Collected data:

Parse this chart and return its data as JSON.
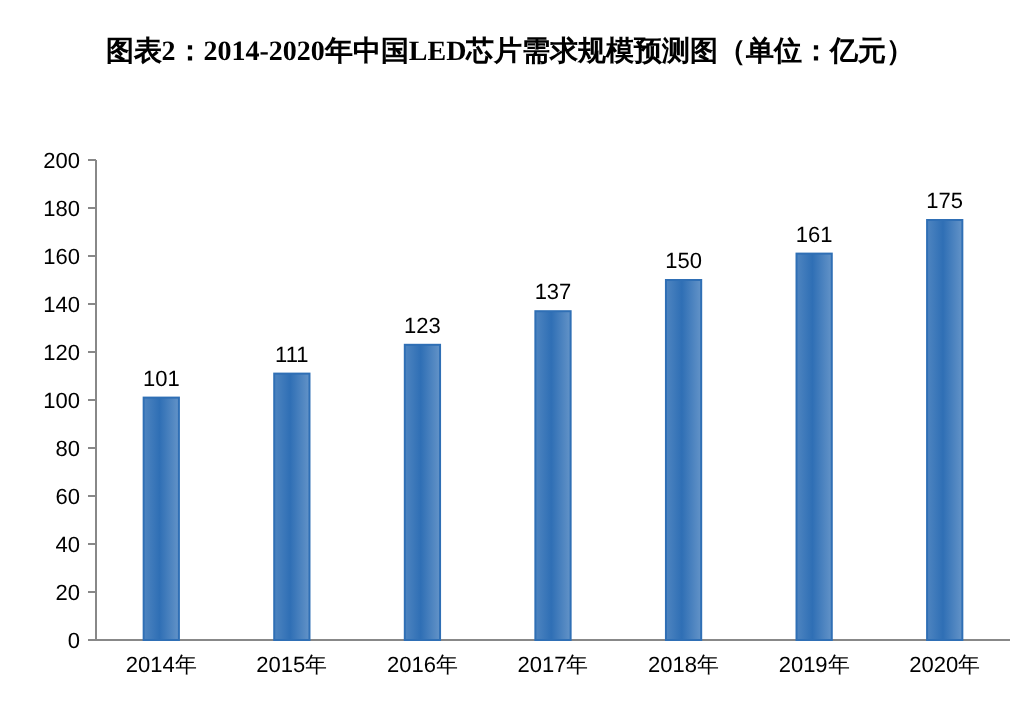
{
  "chart_data": {
    "type": "bar",
    "title": "图表2：2014-2020年中国LED芯片需求规模预测图（单位：亿元）",
    "categories": [
      "2014年",
      "2015年",
      "2016年",
      "2017年",
      "2018年",
      "2019年",
      "2020年"
    ],
    "values": [
      101,
      111,
      123,
      137,
      150,
      161,
      175
    ],
    "color": "#2f6fb5",
    "ylim": [
      0,
      200
    ],
    "yticks": [
      0,
      20,
      40,
      60,
      80,
      100,
      120,
      140,
      160,
      180,
      200
    ],
    "data_labels": true
  }
}
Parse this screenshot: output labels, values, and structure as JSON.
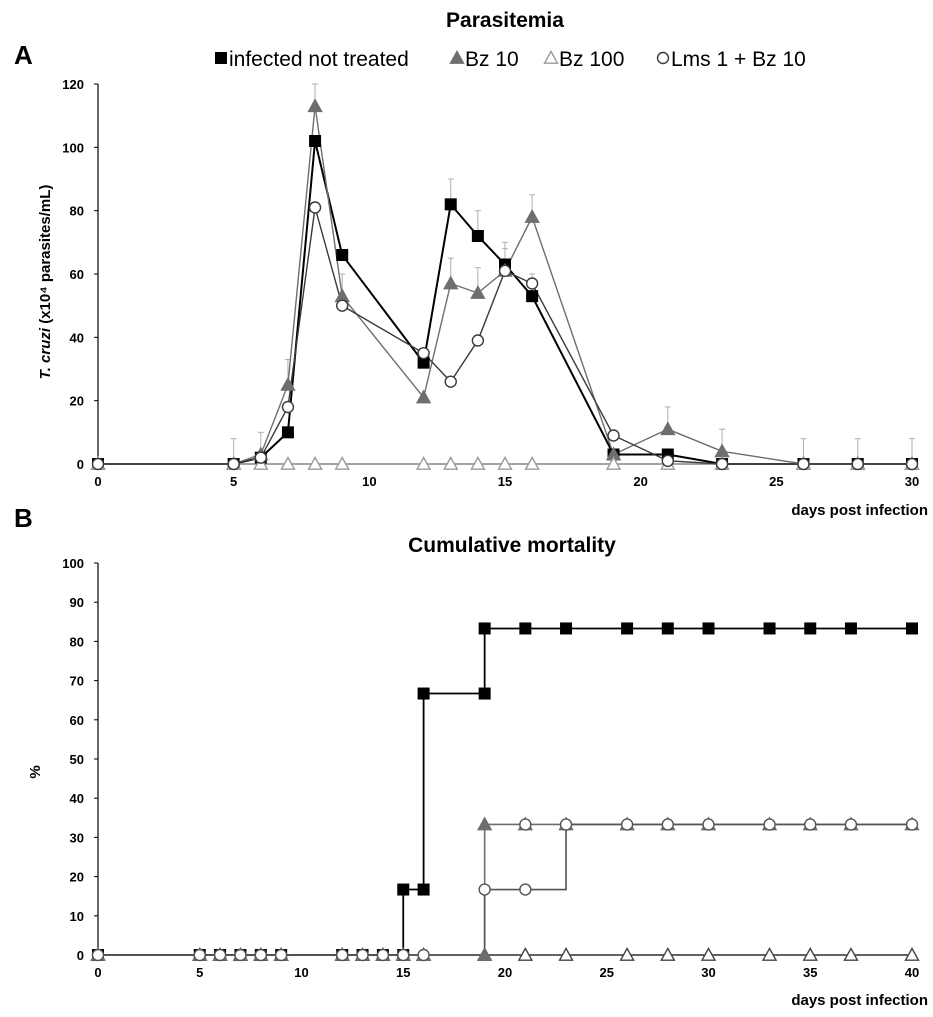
{
  "chart_data": [
    {
      "panel": "A",
      "type": "line",
      "title": "Parasitemia",
      "xlabel": "days post infection",
      "ylabel_italic": "T. cruzi",
      "ylabel_rest": " (x10⁴ parasites/mL)",
      "xlim": [
        0,
        30
      ],
      "ylim": [
        0,
        120
      ],
      "xticks": [
        0,
        5,
        10,
        15,
        20,
        25,
        30
      ],
      "yticks": [
        0,
        20,
        40,
        60,
        80,
        100,
        120
      ],
      "legend_position": "top",
      "series": [
        {
          "name": "infected not treated",
          "marker": "square-filled",
          "color": "#000000",
          "x": [
            0,
            5,
            6,
            7,
            8,
            9,
            12,
            13,
            14,
            15,
            16,
            19,
            21,
            23,
            26,
            28,
            30
          ],
          "y": [
            0,
            0,
            2,
            10,
            102,
            66,
            32,
            82,
            72,
            63,
            53,
            3,
            3,
            0,
            0,
            0,
            0
          ],
          "err": [
            0,
            0,
            0,
            0,
            0,
            0,
            0,
            8,
            8,
            7,
            7,
            0,
            0,
            0,
            0,
            0,
            0
          ]
        },
        {
          "name": "Bz 10",
          "marker": "triangle-filled",
          "color": "#6e6e6e",
          "x": [
            0,
            5,
            6,
            7,
            8,
            9,
            12,
            13,
            14,
            15,
            16,
            19,
            21,
            23,
            26,
            28,
            30
          ],
          "y": [
            0,
            0,
            3,
            25,
            113,
            53,
            21,
            57,
            54,
            61,
            78,
            3,
            11,
            4,
            0,
            0,
            0
          ],
          "err": [
            0,
            8,
            7,
            8,
            7,
            7,
            0,
            8,
            8,
            7,
            7,
            0,
            7,
            7,
            8,
            8,
            8
          ]
        },
        {
          "name": "Bz 100",
          "marker": "triangle-open",
          "color": "#9a9a9a",
          "x": [
            0,
            5,
            6,
            7,
            8,
            9,
            12,
            13,
            14,
            15,
            16,
            19,
            21,
            23,
            26,
            28,
            30
          ],
          "y": [
            0,
            0,
            0,
            0,
            0,
            0,
            0,
            0,
            0,
            0,
            0,
            0,
            0,
            0,
            0,
            0,
            0
          ],
          "err": []
        },
        {
          "name": "Lms 1 + Bz 10",
          "marker": "circle-open",
          "color": "#3a3a3a",
          "x": [
            0,
            5,
            6,
            7,
            8,
            9,
            12,
            13,
            14,
            15,
            16,
            19,
            21,
            23,
            26,
            28,
            30
          ],
          "y": [
            0,
            0,
            2,
            18,
            81,
            50,
            35,
            26,
            39,
            61,
            57,
            9,
            1,
            0,
            0,
            0,
            0
          ],
          "err": []
        }
      ]
    },
    {
      "panel": "B",
      "type": "line",
      "title": "Cumulative mortality",
      "xlabel": "days post infection",
      "ylabel": "%",
      "xlim": [
        0,
        40
      ],
      "ylim": [
        0,
        100
      ],
      "xticks": [
        0,
        5,
        10,
        15,
        20,
        25,
        30,
        35,
        40
      ],
      "yticks": [
        0,
        10,
        20,
        30,
        40,
        50,
        60,
        70,
        80,
        90,
        100
      ],
      "step": true,
      "series": [
        {
          "name": "infected not treated",
          "marker": "square-filled",
          "color": "#000000",
          "x": [
            0,
            5,
            6,
            7,
            8,
            9,
            12,
            13,
            14,
            15,
            16,
            19,
            21,
            23,
            26,
            28,
            30,
            33,
            35,
            37,
            40
          ],
          "y": [
            0,
            0,
            0,
            0,
            0,
            0,
            0,
            0,
            0,
            16.7,
            66.7,
            83.3,
            83.3,
            83.3,
            83.3,
            83.3,
            83.3,
            83.3,
            83.3,
            83.3,
            83.3
          ],
          "extra_points": [
            [
              15,
              0
            ],
            [
              16,
              16.7
            ],
            [
              19,
              66.7
            ]
          ]
        },
        {
          "name": "Bz 10",
          "marker": "triangle-filled",
          "color": "#6e6e6e",
          "x": [
            0,
            5,
            6,
            7,
            8,
            9,
            12,
            13,
            14,
            15,
            16,
            19,
            21,
            23,
            26,
            28,
            30,
            33,
            35,
            37,
            40
          ],
          "y": [
            0,
            0,
            0,
            0,
            0,
            0,
            0,
            0,
            0,
            0,
            0,
            33.3,
            33.3,
            33.3,
            33.3,
            33.3,
            33.3,
            33.3,
            33.3,
            33.3,
            33.3
          ],
          "extra_points": [
            [
              19,
              0
            ]
          ]
        },
        {
          "name": "Bz 100",
          "marker": "triangle-open",
          "color": "#444444",
          "x": [
            0,
            5,
            6,
            7,
            8,
            9,
            12,
            13,
            14,
            15,
            16,
            19,
            21,
            23,
            26,
            28,
            30,
            33,
            35,
            37,
            40
          ],
          "y": [
            0,
            0,
            0,
            0,
            0,
            0,
            0,
            0,
            0,
            0,
            0,
            0,
            0,
            0,
            0,
            0,
            0,
            0,
            0,
            0,
            0
          ],
          "extra_points": []
        },
        {
          "name": "Lms 1 + Bz 10",
          "marker": "circle-open",
          "color": "#555555",
          "x": [
            0,
            5,
            6,
            7,
            8,
            9,
            12,
            13,
            14,
            15,
            16,
            19,
            21,
            23,
            26,
            28,
            30,
            33,
            35,
            37,
            40
          ],
          "y": [
            0,
            0,
            0,
            0,
            0,
            0,
            0,
            0,
            0,
            0,
            0,
            16.7,
            16.7,
            33.3,
            33.3,
            33.3,
            33.3,
            33.3,
            33.3,
            33.3,
            33.3
          ],
          "extra_points": [
            [
              21,
              33.3
            ]
          ]
        }
      ]
    }
  ]
}
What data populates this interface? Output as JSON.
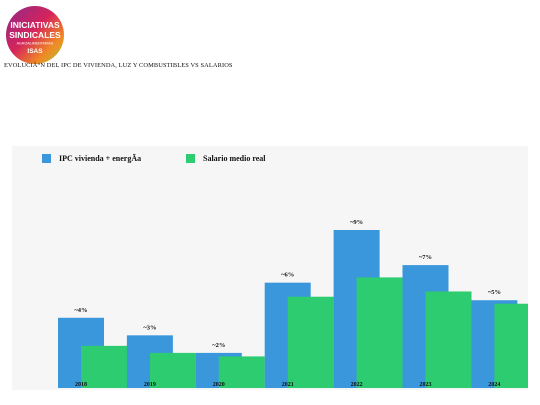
{
  "logo": {
    "lines": [
      "INICIATIVAS",
      "SINDICALES",
      "AGROALIMENTARIAS",
      "ISAS"
    ],
    "colors": [
      "#8e2a8c",
      "#d4235b",
      "#f08a24",
      "#a8c63b"
    ]
  },
  "chart_title": "EVOLUCIÃ“N DEL IPC DE VIVIENDA, LUZ Y COMBUSTIBLES VS SALARIOS",
  "chart_data": {
    "type": "bar",
    "categories": [
      "2018",
      "2019",
      "2020",
      "2021",
      "2022",
      "2023",
      "2024"
    ],
    "series": [
      {
        "name": "IPC vivienda + energÃ­a",
        "values": [
          4,
          3,
          2,
          6,
          9,
          7,
          5
        ],
        "labels": [
          "~4%",
          "~3%",
          "~2%",
          "~6%",
          "~9%",
          "~7%",
          "~5%"
        ],
        "color": "#3a97db"
      },
      {
        "name": "Salario medio real",
        "values": [
          2.4,
          2.0,
          1.8,
          5.2,
          6.3,
          5.5,
          4.8
        ],
        "color": "#2ecc71"
      }
    ],
    "legend_position": "top-left",
    "grid": false
  }
}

§ EXERCISE BRIEF
Reproduce the listing above exactly, excluding all pictures.

§ SOLUTION FOR THIS EXERCISE
Parse this chart and return its data as JSON.
{
  "chart_data": {
    "type": "bar",
    "title": "图表2：2014-2020年中国LED芯片需求规模预测图（单位：亿元）",
    "categories": [
      "2014年",
      "2015年",
      "2016年",
      "2017年",
      "2018年",
      "2019年",
      "2020年"
    ],
    "values": [
      101,
      111,
      123,
      137,
      150,
      161,
      175
    ],
    "color": "#2f6fb5",
    "ylim": [
      0,
      200
    ],
    "yticks": [
      0,
      20,
      40,
      60,
      80,
      100,
      120,
      140,
      160,
      180,
      200
    ],
    "data_labels": true
  }
}
Parse this screenshot: output labels, values, and structure as JSON.
{
  "chart_data": [
    {
      "panel": "A",
      "type": "line",
      "title": "Parasitemia",
      "xlabel": "days post infection",
      "ylabel_italic": "T. cruzi",
      "ylabel_rest": " (x10⁴ parasites/mL)",
      "xlim": [
        0,
        30
      ],
      "ylim": [
        0,
        120
      ],
      "xticks": [
        0,
        5,
        10,
        15,
        20,
        25,
        30
      ],
      "yticks": [
        0,
        20,
        40,
        60,
        80,
        100,
        120
      ],
      "legend_position": "top",
      "series": [
        {
          "name": "infected not treated",
          "marker": "square-filled",
          "color": "#000000",
          "x": [
            0,
            5,
            6,
            7,
            8,
            9,
            12,
            13,
            14,
            15,
            16,
            19,
            21,
            23,
            26,
            28,
            30
          ],
          "y": [
            0,
            0,
            2,
            10,
            102,
            66,
            32,
            82,
            72,
            63,
            53,
            3,
            3,
            0,
            0,
            0,
            0
          ],
          "err": [
            0,
            0,
            0,
            0,
            0,
            0,
            0,
            8,
            8,
            7,
            7,
            0,
            0,
            0,
            0,
            0,
            0
          ]
        },
        {
          "name": "Bz 10",
          "marker": "triangle-filled",
          "color": "#6e6e6e",
          "x": [
            0,
            5,
            6,
            7,
            8,
            9,
            12,
            13,
            14,
            15,
            16,
            19,
            21,
            23,
            26,
            28,
            30
          ],
          "y": [
            0,
            0,
            3,
            25,
            113,
            53,
            21,
            57,
            54,
            61,
            78,
            3,
            11,
            4,
            0,
            0,
            0
          ],
          "err": [
            0,
            8,
            7,
            8,
            7,
            7,
            0,
            8,
            8,
            7,
            7,
            0,
            7,
            7,
            8,
            8,
            8
          ]
        },
        {
          "name": "Bz 100",
          "marker": "triangle-open",
          "color": "#9a9a9a",
          "x": [
            0,
            5,
            6,
            7,
            8,
            9,
            12,
            13,
            14,
            15,
            16,
            19,
            21,
            23,
            26,
            28,
            30
          ],
          "y": [
            0,
            0,
            0,
            0,
            0,
            0,
            0,
            0,
            0,
            0,
            0,
            0,
            0,
            0,
            0,
            0,
            0
          ],
          "err": []
        },
        {
          "name": "Lms 1 + Bz 10",
          "marker": "circle-open",
          "color": "#3a3a3a",
          "x": [
            0,
            5,
            6,
            7,
            8,
            9,
            12,
            13,
            14,
            15,
            16,
            19,
            21,
            23,
            26,
            28,
            30
          ],
          "y": [
            0,
            0,
            2,
            18,
            81,
            50,
            35,
            26,
            39,
            61,
            57,
            9,
            1,
            0,
            0,
            0,
            0
          ],
          "err": []
        }
      ]
    },
    {
      "panel": "B",
      "type": "line",
      "title": "Cumulative mortality",
      "xlabel": "days post infection",
      "ylabel": "%",
      "xlim": [
        0,
        40
      ],
      "ylim": [
        0,
        100
      ],
      "xticks": [
        0,
        5,
        10,
        15,
        20,
        25,
        30,
        35,
        40
      ],
      "yticks": [
        0,
        10,
        20,
        30,
        40,
        50,
        60,
        70,
        80,
        90,
        100
      ],
      "step": true,
      "series": [
        {
          "name": "infected not treated",
          "marker": "square-filled",
          "color": "#000000",
          "x": [
            0,
            5,
            6,
            7,
            8,
            9,
            12,
            13,
            14,
            15,
            16,
            19,
            21,
            23,
            26,
            28,
            30,
            33,
            35,
            37,
            40
          ],
          "y": [
            0,
            0,
            0,
            0,
            0,
            0,
            0,
            0,
            0,
            16.7,
            66.7,
            83.3,
            83.3,
            83.3,
            83.3,
            83.3,
            83.3,
            83.3,
            83.3,
            83.3,
            83.3
          ],
          "extra_points": [
            [
              15,
              0
            ],
            [
              16,
              16.7
            ],
            [
              19,
              66.7
            ]
          ]
        },
        {
          "name": "Bz 10",
          "marker": "triangle-filled",
          "color": "#6e6e6e",
          "x": [
            0,
            5,
            6,
            7,
            8,
            9,
            12,
            13,
            14,
            15,
            16,
            19,
            21,
            23,
            26,
            28,
            30,
            33,
            35,
            37,
            40
          ],
          "y": [
            0,
            0,
            0,
            0,
            0,
            0,
            0,
            0,
            0,
            0,
            0,
            33.3,
            33.3,
            33.3,
            33.3,
            33.3,
            33.3,
            33.3,
            33.3,
            33.3,
            33.3
          ],
          "extra_points": [
            [
              19,
              0
            ]
          ]
        },
        {
          "name": "Bz 100",
          "marker": "triangle-open",
          "color": "#444444",
          "x": [
            0,
            5,
            6,
            7,
            8,
            9,
            12,
            13,
            14,
            15,
            16,
            19,
            21,
            23,
            26,
            28,
            30,
            33,
            35,
            37,
            40
          ],
          "y": [
            0,
            0,
            0,
            0,
            0,
            0,
            0,
            0,
            0,
            0,
            0,
            0,
            0,
            0,
            0,
            0,
            0,
            0,
            0,
            0,
            0
          ],
          "extra_points": []
        },
        {
          "name": "Lms 1 + Bz 10",
          "marker": "circle-open",
          "color": "#555555",
          "x": [
            0,
            5,
            6,
            7,
            8,
            9,
            12,
            13,
            14,
            15,
            16,
            19,
            21,
            23,
            26,
            28,
            30,
            33,
            35,
            37,
            40
          ],
          "y": [
            0,
            0,
            0,
            0,
            0,
            0,
            0,
            0,
            0,
            0,
            0,
            16.7,
            16.7,
            33.3,
            33.3,
            33.3,
            33.3,
            33.3,
            33.3,
            33.3,
            33.3
          ],
          "extra_points": [
            [
              21,
              33.3
            ]
          ]
        }
      ]
    }
  ]
}
What data populates this interface? Output as JSON.
{
  "logo": {
    "lines": [
      "INICIATIVAS",
      "SINDICALES",
      "AGROALIMENTARIAS",
      "ISAS"
    ],
    "colors": [
      "#8e2a8c",
      "#d4235b",
      "#f08a24",
      "#a8c63b"
    ]
  },
  "chart_title": "EVOLUCIÃ“N DEL IPC DE VIVIENDA, LUZ Y COMBUSTIBLES VS SALARIOS",
  "chart_data": {
    "type": "bar",
    "categories": [
      "2018",
      "2019",
      "2020",
      "2021",
      "2022",
      "2023",
      "2024"
    ],
    "series": [
      {
        "name": "IPC vivienda + energÃ­a",
        "values": [
          4,
          3,
          2,
          6,
          9,
          7,
          5
        ],
        "labels": [
          "~4%",
          "~3%",
          "~2%",
          "~6%",
          "~9%",
          "~7%",
          "~5%"
        ],
        "color": "#3a97db"
      },
      {
        "name": "Salario medio real",
        "values": [
          2.4,
          2.0,
          1.8,
          5.2,
          6.3,
          5.5,
          4.8
        ],
        "color": "#2ecc71"
      }
    ],
    "legend_position": "top-left",
    "grid": false
  }
}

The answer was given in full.